# Job
Copy each line containing the word "xlabel" from the records that follow, please.

# Provided data
──────

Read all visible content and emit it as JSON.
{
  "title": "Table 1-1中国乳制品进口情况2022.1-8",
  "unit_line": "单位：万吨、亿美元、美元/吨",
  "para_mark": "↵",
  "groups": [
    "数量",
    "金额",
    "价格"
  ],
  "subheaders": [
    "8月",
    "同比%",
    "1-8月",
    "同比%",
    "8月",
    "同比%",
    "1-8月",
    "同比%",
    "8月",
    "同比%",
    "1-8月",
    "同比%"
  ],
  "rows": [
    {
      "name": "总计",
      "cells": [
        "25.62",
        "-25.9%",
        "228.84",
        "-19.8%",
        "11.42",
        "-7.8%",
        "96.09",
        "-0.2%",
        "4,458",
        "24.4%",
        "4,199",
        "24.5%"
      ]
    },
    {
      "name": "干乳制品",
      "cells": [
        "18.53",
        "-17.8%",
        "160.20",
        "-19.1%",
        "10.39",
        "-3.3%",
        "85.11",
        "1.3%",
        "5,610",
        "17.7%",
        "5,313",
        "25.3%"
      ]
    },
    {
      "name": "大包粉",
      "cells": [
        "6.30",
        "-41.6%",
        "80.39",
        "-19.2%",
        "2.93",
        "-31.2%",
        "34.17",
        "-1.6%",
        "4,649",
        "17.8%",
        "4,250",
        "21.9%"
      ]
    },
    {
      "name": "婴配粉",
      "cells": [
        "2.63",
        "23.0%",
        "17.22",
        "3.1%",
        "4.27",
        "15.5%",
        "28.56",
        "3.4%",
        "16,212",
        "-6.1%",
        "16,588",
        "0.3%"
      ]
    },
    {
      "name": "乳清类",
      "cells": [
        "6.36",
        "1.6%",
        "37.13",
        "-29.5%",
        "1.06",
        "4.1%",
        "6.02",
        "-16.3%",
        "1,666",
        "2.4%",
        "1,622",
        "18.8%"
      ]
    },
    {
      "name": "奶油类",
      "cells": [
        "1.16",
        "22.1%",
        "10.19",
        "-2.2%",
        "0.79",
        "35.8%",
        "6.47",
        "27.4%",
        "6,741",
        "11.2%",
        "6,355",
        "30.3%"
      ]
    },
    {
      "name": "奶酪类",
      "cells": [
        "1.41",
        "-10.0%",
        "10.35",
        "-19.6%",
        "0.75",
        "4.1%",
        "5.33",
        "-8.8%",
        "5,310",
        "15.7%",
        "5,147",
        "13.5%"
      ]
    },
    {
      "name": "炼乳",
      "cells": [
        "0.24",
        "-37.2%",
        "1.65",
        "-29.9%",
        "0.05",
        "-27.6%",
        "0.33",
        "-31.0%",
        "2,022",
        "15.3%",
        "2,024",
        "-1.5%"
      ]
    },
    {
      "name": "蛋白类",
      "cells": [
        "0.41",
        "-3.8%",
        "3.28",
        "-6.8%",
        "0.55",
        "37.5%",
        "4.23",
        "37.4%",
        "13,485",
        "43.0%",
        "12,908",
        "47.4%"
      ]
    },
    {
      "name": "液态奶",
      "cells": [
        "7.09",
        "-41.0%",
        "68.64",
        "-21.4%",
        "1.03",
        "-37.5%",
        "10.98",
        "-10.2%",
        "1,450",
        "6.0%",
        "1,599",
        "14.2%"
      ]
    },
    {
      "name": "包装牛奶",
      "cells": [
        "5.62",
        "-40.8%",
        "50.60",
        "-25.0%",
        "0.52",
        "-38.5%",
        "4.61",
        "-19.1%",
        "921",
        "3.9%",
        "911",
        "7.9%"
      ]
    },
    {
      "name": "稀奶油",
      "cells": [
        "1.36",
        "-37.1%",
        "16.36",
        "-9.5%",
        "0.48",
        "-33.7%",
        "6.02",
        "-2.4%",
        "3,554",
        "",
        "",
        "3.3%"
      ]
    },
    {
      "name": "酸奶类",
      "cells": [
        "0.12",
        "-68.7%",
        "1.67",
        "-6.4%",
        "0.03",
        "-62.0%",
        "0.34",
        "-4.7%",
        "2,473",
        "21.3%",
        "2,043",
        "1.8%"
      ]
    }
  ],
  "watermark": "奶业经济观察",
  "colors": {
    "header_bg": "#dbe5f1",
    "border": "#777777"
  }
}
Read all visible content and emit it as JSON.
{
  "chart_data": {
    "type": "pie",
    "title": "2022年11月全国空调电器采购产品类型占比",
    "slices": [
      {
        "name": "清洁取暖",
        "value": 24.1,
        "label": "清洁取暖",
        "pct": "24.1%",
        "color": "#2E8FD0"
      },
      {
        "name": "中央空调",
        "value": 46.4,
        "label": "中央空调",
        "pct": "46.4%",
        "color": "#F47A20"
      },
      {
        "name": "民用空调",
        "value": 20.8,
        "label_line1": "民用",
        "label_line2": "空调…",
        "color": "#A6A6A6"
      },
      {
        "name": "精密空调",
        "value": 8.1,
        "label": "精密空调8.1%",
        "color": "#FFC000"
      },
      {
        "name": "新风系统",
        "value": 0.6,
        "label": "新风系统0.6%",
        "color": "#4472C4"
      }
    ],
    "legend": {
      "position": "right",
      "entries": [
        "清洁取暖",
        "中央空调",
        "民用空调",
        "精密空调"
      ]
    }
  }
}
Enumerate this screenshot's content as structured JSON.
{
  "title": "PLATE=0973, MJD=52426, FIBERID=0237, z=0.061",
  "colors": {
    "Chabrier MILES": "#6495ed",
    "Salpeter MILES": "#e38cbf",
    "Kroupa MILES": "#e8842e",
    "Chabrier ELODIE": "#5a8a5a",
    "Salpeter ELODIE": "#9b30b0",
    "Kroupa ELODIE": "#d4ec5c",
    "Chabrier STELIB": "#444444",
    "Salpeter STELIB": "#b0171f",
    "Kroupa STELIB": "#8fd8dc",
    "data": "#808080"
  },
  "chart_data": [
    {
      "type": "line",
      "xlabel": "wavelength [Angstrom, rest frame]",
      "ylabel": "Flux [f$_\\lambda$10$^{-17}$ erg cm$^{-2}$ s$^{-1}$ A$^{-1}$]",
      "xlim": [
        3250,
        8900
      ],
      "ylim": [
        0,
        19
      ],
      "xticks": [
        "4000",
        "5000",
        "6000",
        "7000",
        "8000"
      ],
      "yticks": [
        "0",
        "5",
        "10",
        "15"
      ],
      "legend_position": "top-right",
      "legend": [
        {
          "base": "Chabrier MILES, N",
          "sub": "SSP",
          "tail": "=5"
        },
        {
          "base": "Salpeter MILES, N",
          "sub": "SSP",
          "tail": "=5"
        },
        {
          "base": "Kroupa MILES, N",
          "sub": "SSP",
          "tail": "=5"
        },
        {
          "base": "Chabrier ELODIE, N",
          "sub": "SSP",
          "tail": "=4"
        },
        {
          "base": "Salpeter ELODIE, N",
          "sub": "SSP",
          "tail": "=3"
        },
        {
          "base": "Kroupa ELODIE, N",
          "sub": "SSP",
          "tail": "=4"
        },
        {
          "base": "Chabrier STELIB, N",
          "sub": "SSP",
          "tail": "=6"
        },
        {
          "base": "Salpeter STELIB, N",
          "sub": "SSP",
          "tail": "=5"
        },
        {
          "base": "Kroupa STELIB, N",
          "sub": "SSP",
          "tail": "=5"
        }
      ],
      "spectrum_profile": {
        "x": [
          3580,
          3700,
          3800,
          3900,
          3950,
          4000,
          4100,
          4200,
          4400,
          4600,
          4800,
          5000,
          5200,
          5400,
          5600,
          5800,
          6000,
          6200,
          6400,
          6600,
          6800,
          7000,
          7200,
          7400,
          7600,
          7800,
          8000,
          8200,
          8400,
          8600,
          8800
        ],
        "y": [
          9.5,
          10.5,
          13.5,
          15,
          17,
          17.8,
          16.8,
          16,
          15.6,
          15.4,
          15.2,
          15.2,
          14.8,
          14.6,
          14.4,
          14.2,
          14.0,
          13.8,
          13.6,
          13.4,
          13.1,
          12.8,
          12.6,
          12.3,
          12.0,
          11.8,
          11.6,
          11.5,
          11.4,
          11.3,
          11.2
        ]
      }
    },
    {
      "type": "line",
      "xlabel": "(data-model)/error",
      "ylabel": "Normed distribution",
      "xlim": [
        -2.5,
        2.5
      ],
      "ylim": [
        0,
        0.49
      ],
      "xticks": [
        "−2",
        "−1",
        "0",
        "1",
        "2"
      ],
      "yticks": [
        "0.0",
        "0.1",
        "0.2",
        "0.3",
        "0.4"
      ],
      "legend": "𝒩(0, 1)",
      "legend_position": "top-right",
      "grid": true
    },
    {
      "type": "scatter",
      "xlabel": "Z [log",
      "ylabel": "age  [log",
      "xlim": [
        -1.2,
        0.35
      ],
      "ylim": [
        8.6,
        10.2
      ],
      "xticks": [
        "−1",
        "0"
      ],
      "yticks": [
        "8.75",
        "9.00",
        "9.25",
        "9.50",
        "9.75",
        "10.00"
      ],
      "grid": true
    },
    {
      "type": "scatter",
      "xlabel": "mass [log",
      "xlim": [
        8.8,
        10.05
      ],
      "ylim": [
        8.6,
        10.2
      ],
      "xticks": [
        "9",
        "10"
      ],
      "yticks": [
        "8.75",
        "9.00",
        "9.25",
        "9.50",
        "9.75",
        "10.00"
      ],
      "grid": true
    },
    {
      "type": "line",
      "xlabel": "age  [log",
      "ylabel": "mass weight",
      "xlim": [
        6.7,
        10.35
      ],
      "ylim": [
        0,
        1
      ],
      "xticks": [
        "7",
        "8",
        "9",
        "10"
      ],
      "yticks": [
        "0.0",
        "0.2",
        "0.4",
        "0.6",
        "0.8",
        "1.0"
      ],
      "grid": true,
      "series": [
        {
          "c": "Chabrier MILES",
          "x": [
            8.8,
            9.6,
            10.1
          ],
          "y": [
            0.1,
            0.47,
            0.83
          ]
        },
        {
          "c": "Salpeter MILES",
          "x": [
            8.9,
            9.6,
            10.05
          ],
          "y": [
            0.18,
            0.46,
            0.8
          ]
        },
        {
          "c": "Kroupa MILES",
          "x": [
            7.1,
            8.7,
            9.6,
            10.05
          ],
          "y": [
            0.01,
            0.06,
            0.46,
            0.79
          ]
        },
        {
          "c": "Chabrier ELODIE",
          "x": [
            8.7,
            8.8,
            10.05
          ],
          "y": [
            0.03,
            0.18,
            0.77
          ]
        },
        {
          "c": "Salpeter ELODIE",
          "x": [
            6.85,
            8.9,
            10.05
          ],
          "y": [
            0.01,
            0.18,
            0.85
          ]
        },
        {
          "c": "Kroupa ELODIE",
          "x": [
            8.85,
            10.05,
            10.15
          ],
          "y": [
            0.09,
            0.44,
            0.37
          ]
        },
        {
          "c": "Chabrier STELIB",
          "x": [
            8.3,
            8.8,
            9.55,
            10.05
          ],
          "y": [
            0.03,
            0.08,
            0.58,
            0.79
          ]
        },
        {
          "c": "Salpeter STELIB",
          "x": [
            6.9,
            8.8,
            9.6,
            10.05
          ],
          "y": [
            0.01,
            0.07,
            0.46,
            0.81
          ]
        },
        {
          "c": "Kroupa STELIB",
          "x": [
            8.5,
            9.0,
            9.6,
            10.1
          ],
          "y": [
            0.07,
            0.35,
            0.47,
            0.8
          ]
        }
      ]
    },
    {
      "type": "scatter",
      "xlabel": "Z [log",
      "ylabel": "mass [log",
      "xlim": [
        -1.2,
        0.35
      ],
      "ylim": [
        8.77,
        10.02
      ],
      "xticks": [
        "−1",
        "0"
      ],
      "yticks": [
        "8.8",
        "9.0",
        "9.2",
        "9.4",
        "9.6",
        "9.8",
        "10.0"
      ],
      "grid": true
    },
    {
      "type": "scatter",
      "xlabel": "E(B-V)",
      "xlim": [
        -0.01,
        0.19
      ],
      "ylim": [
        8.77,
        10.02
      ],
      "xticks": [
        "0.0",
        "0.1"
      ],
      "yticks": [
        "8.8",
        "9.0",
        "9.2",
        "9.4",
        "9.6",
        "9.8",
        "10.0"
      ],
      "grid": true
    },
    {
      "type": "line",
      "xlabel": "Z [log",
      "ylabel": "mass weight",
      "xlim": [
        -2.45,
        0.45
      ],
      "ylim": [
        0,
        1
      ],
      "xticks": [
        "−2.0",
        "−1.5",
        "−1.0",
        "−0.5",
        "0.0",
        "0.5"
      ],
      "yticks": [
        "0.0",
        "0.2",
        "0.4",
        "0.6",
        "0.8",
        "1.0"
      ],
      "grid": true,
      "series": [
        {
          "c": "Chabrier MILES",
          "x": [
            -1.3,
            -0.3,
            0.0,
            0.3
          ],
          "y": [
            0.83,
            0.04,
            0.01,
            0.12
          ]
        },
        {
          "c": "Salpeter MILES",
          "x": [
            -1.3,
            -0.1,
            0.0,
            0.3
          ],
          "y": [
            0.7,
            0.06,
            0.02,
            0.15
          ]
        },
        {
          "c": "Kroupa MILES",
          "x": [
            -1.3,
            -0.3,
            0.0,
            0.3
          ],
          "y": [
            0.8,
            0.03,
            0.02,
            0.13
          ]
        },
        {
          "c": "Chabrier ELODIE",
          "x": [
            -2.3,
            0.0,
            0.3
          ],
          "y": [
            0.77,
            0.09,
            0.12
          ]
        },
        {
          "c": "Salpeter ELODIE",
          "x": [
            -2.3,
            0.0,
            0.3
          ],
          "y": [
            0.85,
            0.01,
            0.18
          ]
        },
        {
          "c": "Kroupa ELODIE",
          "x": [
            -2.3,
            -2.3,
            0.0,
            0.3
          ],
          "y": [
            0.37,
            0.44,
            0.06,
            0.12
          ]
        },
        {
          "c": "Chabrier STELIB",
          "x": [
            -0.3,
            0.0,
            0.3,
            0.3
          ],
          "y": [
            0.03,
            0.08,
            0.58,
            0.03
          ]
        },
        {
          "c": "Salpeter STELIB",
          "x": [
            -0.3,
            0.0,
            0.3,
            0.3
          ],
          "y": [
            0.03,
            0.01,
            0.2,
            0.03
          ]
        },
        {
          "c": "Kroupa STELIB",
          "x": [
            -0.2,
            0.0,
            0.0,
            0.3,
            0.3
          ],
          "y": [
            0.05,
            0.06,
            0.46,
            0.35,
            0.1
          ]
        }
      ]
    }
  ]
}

──────

# Full answer
      "xlabel": "wavelength [Angstrom, rest frame]",
      "xlabel": "(data-model)/error",
      "xlabel": "Z [log",
      "xlabel": "mass [log",
      "xlabel": "age  [log",
      "xlabel": "Z [log",
      "xlabel": "E(B-V)",
      "xlabel": "Z [log",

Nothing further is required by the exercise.